▶ _PROBLEM DESCRIPTION_: The listing below is to be output in its exact form.

──────── DATA ROWS

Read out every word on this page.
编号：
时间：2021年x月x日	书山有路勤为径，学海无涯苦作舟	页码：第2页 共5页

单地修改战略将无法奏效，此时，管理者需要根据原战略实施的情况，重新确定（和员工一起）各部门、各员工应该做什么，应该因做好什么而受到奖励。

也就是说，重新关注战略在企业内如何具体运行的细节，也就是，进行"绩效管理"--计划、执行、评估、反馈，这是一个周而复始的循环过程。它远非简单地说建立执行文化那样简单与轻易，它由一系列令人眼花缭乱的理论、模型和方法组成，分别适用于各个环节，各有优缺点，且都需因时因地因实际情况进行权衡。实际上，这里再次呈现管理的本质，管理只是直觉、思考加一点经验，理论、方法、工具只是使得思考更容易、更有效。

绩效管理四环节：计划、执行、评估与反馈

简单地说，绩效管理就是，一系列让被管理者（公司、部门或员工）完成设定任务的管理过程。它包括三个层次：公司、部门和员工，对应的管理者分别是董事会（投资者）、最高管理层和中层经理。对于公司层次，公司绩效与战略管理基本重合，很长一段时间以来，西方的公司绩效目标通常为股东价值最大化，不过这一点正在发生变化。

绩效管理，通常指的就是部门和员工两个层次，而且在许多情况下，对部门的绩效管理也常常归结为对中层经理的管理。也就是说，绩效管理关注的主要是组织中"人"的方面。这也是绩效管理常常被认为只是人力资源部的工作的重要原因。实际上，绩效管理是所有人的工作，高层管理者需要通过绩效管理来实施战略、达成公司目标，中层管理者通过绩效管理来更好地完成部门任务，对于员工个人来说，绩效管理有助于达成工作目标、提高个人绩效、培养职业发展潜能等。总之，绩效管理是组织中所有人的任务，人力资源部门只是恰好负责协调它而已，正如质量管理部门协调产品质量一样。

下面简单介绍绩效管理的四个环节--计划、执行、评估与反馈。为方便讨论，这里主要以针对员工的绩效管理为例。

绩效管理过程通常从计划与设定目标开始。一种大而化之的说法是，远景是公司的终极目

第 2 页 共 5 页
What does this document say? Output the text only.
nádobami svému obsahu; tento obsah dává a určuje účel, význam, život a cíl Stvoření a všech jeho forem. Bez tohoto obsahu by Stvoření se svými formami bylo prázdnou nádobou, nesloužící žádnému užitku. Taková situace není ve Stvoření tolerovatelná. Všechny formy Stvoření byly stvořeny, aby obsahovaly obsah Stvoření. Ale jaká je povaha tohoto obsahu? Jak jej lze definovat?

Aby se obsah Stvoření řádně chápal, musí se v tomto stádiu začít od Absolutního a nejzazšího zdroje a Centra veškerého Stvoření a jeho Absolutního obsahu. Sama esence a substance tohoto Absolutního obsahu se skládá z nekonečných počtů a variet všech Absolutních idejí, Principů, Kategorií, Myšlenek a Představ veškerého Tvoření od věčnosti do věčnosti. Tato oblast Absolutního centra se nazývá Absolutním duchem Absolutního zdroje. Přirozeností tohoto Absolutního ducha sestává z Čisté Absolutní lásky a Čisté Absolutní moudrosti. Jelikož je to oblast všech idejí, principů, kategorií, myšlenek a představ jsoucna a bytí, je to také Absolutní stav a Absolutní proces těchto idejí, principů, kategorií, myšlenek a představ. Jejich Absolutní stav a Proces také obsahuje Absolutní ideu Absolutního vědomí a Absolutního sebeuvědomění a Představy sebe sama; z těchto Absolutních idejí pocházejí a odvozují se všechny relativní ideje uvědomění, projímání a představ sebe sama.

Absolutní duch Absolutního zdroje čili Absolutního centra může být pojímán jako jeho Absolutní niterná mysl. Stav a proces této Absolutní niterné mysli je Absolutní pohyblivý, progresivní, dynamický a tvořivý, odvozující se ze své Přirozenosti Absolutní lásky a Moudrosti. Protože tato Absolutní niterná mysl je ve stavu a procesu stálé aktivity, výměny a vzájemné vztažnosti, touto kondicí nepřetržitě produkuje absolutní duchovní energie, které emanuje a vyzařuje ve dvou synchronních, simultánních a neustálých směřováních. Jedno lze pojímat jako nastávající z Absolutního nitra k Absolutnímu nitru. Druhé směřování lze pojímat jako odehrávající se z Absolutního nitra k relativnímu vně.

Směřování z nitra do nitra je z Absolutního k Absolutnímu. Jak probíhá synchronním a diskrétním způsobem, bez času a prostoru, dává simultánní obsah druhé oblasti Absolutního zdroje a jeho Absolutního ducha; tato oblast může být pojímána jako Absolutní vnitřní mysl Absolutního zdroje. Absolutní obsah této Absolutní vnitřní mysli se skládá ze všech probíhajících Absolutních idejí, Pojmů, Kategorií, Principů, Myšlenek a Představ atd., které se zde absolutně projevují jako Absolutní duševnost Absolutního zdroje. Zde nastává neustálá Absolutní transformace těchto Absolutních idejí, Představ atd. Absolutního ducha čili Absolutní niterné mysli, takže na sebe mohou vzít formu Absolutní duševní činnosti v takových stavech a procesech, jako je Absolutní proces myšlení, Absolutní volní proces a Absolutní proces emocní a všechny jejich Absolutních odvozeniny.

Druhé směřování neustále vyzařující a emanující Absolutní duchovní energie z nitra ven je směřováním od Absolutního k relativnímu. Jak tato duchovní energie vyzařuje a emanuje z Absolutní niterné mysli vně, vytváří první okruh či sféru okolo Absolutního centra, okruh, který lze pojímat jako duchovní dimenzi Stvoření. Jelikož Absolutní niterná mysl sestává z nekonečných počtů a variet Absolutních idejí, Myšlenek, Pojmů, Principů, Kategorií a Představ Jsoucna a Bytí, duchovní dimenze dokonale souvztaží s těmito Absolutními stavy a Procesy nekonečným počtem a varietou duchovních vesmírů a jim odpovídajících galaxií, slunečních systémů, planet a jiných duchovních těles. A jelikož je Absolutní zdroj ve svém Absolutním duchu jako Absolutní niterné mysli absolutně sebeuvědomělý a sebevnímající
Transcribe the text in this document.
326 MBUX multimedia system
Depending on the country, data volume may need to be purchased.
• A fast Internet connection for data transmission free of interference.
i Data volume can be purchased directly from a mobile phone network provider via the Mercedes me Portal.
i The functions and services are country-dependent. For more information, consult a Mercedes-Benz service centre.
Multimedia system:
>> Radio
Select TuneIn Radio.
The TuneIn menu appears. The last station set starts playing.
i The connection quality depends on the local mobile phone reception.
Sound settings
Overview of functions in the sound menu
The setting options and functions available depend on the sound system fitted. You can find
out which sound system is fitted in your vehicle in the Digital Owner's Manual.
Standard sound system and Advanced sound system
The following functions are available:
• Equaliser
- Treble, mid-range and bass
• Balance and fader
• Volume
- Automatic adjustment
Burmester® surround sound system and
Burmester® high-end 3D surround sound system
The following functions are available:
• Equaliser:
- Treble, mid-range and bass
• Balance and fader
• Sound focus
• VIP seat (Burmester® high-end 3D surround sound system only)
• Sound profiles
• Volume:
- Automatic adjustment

────────────────

▶ _PROBLEM SOLUTION_:
Read out every word on this page.
编号：
时间：2021年x月x日	书山有路勤为径，学海无涯苦作舟	页码：第2页 共5页

单地修改战略将无法奏效，此时，管理者需要根据原战略实施的情况，重新确定（和员工一起）各部门、各员工应该做什么，应该因做好什么而受到奖励。

也就是说，重新关注战略在企业内如何具体运行的细节，也就是，进行"绩效管理"--计划、执行、评估、反馈，这是一个周而复始的循环过程。它远非简单地说建立执行文化那样简单与轻易，它由一系列令人眼花缭乱的理论、模型和方法组成，分别适用于各个环节，各有优缺点，且都需因时因地因实际情况进行权衡。实际上，这里再次呈现管理的本质，管理只是直觉、思考加一点经验，理论、方法、工具只是使得思考更容易、更有效。

绩效管理四环节：计划、执行、评估与反馈

简单地说，绩效管理就是，一系列让被管理者（公司、部门或员工）完成设定任务的管理过程。它包括三个层次：公司、部门和员工，对应的管理者分别是董事会（投资者）、最高管理层和中层经理。对于公司层次，公司绩效与战略管理基本重合，很长一段时间以来，西方的公司绩效目标通常为股东价值最大化，不过这一点正在发生变化。

绩效管理，通常指的就是部门和员工两个层次，而且在许多情况下，对部门的绩效管理也常常归结为对中层经理的管理。也就是说，绩效管理关注的主要是组织中"人"的方面。这也是绩效管理常常被认为只是人力资源部的工作的重要原因。实际上，绩效管理是所有人的工作，高层管理者需要通过绩效管理来实施战略、达成公司目标，中层管理者通过绩效管理来更好地完成部门任务，对于员工个人来说，绩效管理有助于达成工作目标、提高个人绩效、培养职业发展潜能等。总之，绩效管理是组织中所有人的任务，人力资源部门只是恰好负责协调它而已，正如质量管理部门协调产品质量一样。

下面简单介绍绩效管理的四个环节--计划、执行、评估与反馈。为方便讨论，这里主要以针对员工的绩效管理为例。

绩效管理过程通常从计划与设定目标开始。一种大而化之的说法是，远景是公司的终极目

第 2 页 共 5 页
What does this document say? Output the text only.
nádobami svému obsahu; tento obsah dává a určuje účel, význam, život a cíl Stvoření a všech jeho forem. Bez tohoto obsahu by Stvoření se svými formami bylo prázdnou nádobou, nesloužící žádnému užitku. Taková situace není ve Stvoření tolerovatelná. Všechny formy Stvoření byly stvořeny, aby obsahovaly obsah Stvoření. Ale jaká je povaha tohoto obsahu? Jak jej lze definovat?

Aby se obsah Stvoření řádně chápal, musí se v tomto stádiu začít od Absolutního a nejzazšího zdroje a Centra veškerého Stvoření a jeho Absolutního obsahu. Sama esence a substance tohoto Absolutního obsahu se skládá z nekonečných počtů a variet všech Absolutních idejí, Principů, Kategorií, Myšlenek a Představ veškerého Tvoření od věčnosti do věčnosti. Tato oblast Absolutního centra se nazývá Absolutním duchem Absolutního zdroje. Přirozeností tohoto Absolutního ducha sestává z Čisté Absolutní lásky a Čisté Absolutní moudrosti. Jelikož je to oblast všech idejí, principů, kategorií, myšlenek a představ jsoucna a bytí, je to také Absolutní stav a Absolutní proces těchto idejí, principů, kategorií, myšlenek a představ. Jejich Absolutní stav a Proces také obsahuje Absolutní ideu Absolutního vědomí a Absolutního sebeuvědomění a Představy sebe sama; z těchto Absolutních idejí pocházejí a odvozují se všechny relativní ideje uvědomění, projímání a představ sebe sama.

Absolutní duch Absolutního zdroje čili Absolutního centra může být pojímán jako jeho Absolutní niterná mysl. Stav a proces této Absolutní niterné mysli je Absolutní pohyblivý, progresivní, dynamický a tvořivý, odvozující se ze své Přirozenosti Absolutní lásky a Moudrosti. Protože tato Absolutní niterná mysl je ve stavu a procesu stálé aktivity, výměny a vzájemné vztažnosti, touto kondicí nepřetržitě produkuje absolutní duchovní energie, které emanuje a vyzařuje ve dvou synchronních, simultánních a neustálých směřováních. Jedno lze pojímat jako nastávající z Absolutního nitra k Absolutnímu nitru. Druhé směřování lze pojímat jako odehrávající se z Absolutního nitra k relativnímu vně.

Směřování z nitra do nitra je z Absolutního k Absolutnímu. Jak probíhá synchronním a diskrétním způsobem, bez času a prostoru, dává simultánní obsah druhé oblasti Absolutního zdroje a jeho Absolutního ducha; tato oblast může být pojímána jako Absolutní vnitřní mysl Absolutního zdroje. Absolutní obsah této Absolutní vnitřní mysli se skládá ze všech probíhajících Absolutních idejí, Pojmů, Kategorií, Principů, Myšlenek a Představ atd., které se zde absolutně projevují jako Absolutní duševnost Absolutního zdroje. Zde nastává neustálá Absolutní transformace těchto Absolutních idejí, Představ atd. Absolutního ducha čili Absolutní niterné mysli, takže na sebe mohou vzít formu Absolutní duševní činnosti v takových stavech a procesech, jako je Absolutní proces myšlení, Absolutní volní proces a Absolutní proces emocní a všechny jejich Absolutních odvozeniny.

Druhé směřování neustále vyzařující a emanující Absolutní duchovní energie z nitra ven je směřováním od Absolutního k relativnímu. Jak tato duchovní energie vyzařuje a emanuje z Absolutní niterné mysli vně, vytváří první okruh či sféru okolo Absolutního centra, okruh, který lze pojímat jako duchovní dimenzi Stvoření. Jelikož Absolutní niterná mysl sestává z nekonečných počtů a variet Absolutních idejí, Myšlenek, Pojmů, Principů, Kategorií a Představ Jsoucna a Bytí, duchovní dimenze dokonale souvztaží s těmito Absolutními stavy a Procesy nekonečným počtem a varietou duchovních vesmírů a jim odpovídajících galaxií, slunečních systémů, planet a jiných duchovních těles. A jelikož je Absolutní zdroj ve svém Absolutním duchu jako Absolutní niterné mysli absolutně sebeuvědomělý a sebevnímající
Transcribe the text in this document.
326 MBUX multimedia system
Depending on the country, data volume may need to be purchased.
• A fast Internet connection for data transmission free of interference.
i Data volume can be purchased directly from a mobile phone network provider via the Mercedes me Portal.
i The functions and services are country-dependent. For more information, consult a Mercedes-Benz service centre.
Multimedia system:
>> Radio
Select TuneIn Radio.
The TuneIn menu appears. The last station set starts playing.
i The connection quality depends on the local mobile phone reception.
Sound settings
Overview of functions in the sound menu
The setting options and functions available depend on the sound system fitted. You can find
out which sound system is fitted in your vehicle in the Digital Owner's Manual.
Standard sound system and Advanced sound system
The following functions are available:
• Equaliser
- Treble, mid-range and bass
• Balance and fader
• Volume
- Automatic adjustment
Burmester® surround sound system and
Burmester® high-end 3D surround sound system
The following functions are available:
• Equaliser:
- Treble, mid-range and bass
• Balance and fader
• Sound focus
• VIP seat (Burmester® high-end 3D surround sound system only)
• Sound profiles
• Volume:
- Automatic adjustment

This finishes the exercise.